## [Twoje zadanie]
Przedstaw wszystkie wiersze poniższego materiału jako tabelę Markdown o dwóch kolumnach: „Nr” z kolejnym numerem wiersza i „Wiersz” z jego treścią. Puste wiersze pomiń.

┌──

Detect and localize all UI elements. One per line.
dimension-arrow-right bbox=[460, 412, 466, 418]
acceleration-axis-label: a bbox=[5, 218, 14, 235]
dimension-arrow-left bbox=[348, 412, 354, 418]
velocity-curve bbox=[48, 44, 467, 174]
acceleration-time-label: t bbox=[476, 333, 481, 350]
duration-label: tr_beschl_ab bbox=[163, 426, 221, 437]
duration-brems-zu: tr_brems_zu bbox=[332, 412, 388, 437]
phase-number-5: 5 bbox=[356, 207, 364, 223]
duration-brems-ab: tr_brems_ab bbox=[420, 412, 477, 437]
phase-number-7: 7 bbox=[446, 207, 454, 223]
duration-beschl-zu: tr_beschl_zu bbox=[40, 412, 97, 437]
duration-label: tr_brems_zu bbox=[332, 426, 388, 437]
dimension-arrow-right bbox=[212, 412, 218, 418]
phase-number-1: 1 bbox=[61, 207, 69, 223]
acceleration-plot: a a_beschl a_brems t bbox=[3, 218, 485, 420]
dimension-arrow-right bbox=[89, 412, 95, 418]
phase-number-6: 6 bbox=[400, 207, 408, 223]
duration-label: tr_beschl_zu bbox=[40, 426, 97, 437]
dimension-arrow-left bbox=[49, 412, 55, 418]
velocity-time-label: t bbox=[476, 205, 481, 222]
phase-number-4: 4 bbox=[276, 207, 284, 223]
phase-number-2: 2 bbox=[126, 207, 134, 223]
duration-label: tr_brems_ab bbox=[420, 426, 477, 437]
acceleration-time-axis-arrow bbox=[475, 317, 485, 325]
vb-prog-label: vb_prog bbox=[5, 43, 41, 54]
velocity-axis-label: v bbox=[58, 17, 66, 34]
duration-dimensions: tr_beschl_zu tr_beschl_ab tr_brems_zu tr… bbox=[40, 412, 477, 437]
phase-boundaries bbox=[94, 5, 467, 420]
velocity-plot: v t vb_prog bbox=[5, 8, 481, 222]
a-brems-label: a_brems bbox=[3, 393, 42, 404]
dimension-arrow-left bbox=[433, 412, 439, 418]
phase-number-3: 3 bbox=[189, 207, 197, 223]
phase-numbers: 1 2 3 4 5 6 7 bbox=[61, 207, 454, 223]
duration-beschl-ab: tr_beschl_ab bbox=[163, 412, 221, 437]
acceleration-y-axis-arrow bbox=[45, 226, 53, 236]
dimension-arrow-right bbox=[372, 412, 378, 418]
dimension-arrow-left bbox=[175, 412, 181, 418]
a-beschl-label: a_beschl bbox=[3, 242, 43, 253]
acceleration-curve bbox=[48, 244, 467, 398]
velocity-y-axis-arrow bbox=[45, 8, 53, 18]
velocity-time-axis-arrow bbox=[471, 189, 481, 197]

└──

## [Odpowiedź pisemna]
| Nr | Wiersz |
|---|---|
| 1 | Detect and localize all UI elements. One per line. |
| 2 | dimension-arrow-right bbox=[460, 412, 466, 418] |
| 3 | acceleration-axis-label: a bbox=[5, 218, 14, 235] |
| 4 | dimension-arrow-left bbox=[348, 412, 354, 418] |
| 5 | velocity-curve bbox=[48, 44, 467, 174] |
| 6 | acceleration-time-label: t bbox=[476, 333, 481, 350] |
| 7 | duration-label: tr_beschl_ab bbox=[163, 426, 221, 437] |
| 8 | duration-brems-zu: tr_brems_zu bbox=[332, 412, 388, 437] |
| 9 | phase-number-5: 5 bbox=[356, 207, 364, 223] |
| 10 | duration-brems-ab: tr_brems_ab bbox=[420, 412, 477, 437] |
| 11 | phase-number-7: 7 bbox=[446, 207, 454, 223] |
| 12 | duration-beschl-zu: tr_beschl_zu bbox=[40, 412, 97, 437] |
| 13 | duration-label: tr_brems_zu bbox=[332, 426, 388, 437] |
| 14 | dimension-arrow-right bbox=[212, 412, 218, 418] |
| 15 | phase-number-1: 1 bbox=[61, 207, 69, 223] |
| 16 | acceleration-plot: a a_beschl a_brems t bbox=[3, 218, 485, 420] |
| 17 | dimension-arrow-right bbox=[89, 412, 95, 418] |
| 18 | phase-number-6: 6 bbox=[400, 207, 408, 223] |
| 19 | duration-label: tr_beschl_zu bbox=[40, 426, 97, 437] |
| 20 | dimension-arrow-left bbox=[49, 412, 55, 418] |
| 21 | velocity-time-label: t bbox=[476, 205, 481, 222] |
| 22 | phase-number-4: 4 bbox=[276, 207, 284, 223] |
| 23 | phase-number-2: 2 bbox=[126, 207, 134, 223] |
| 24 | duration-label: tr_brems_ab bbox=[420, 426, 477, 437] |
| 25 | acceleration-time-axis-arrow bbox=[475, 317, 485, 325] |
| 26 | vb-prog-label: vb_prog bbox=[5, 43, 41, 54] |
| 27 | velocity-axis-label: v bbox=[58, 17, 66, 34] |
| 28 | duration-dimensions: tr_beschl_zu tr_beschl_ab tr_brems_zu tr… bbox=[40, 412, 477, 437] |
| 29 | phase-boundaries bbox=[94, 5, 467, 420] |
| 30 | velocity-plot: v t vb_prog bbox=[5, 8, 481, 222] |
| 31 | a-brems-label: a_brems bbox=[3, 393, 42, 404] |
| 32 | dimension-arrow-left bbox=[433, 412, 439, 418] |
| 33 | phase-number-3: 3 bbox=[189, 207, 197, 223] |
| 34 | phase-numbers: 1 2 3 4 5 6 7 bbox=[61, 207, 454, 223] |
| 35 | duration-beschl-ab: tr_beschl_ab bbox=[163, 412, 221, 437] |
| 36 | acceleration-y-axis-arrow bbox=[45, 226, 53, 236] |
| 37 | dimension-arrow-right bbox=[372, 412, 378, 418] |
| 38 | dimension-arrow-left bbox=[175, 412, 181, 418] |
| 39 | a-beschl-label: a_beschl bbox=[3, 242, 43, 253] |
| 40 | acceleration-curve bbox=[48, 244, 467, 398] |
| 41 | velocity-y-axis-arrow bbox=[45, 8, 53, 18] |
| 42 | velocity-time-axis-arrow bbox=[471, 189, 481, 197] |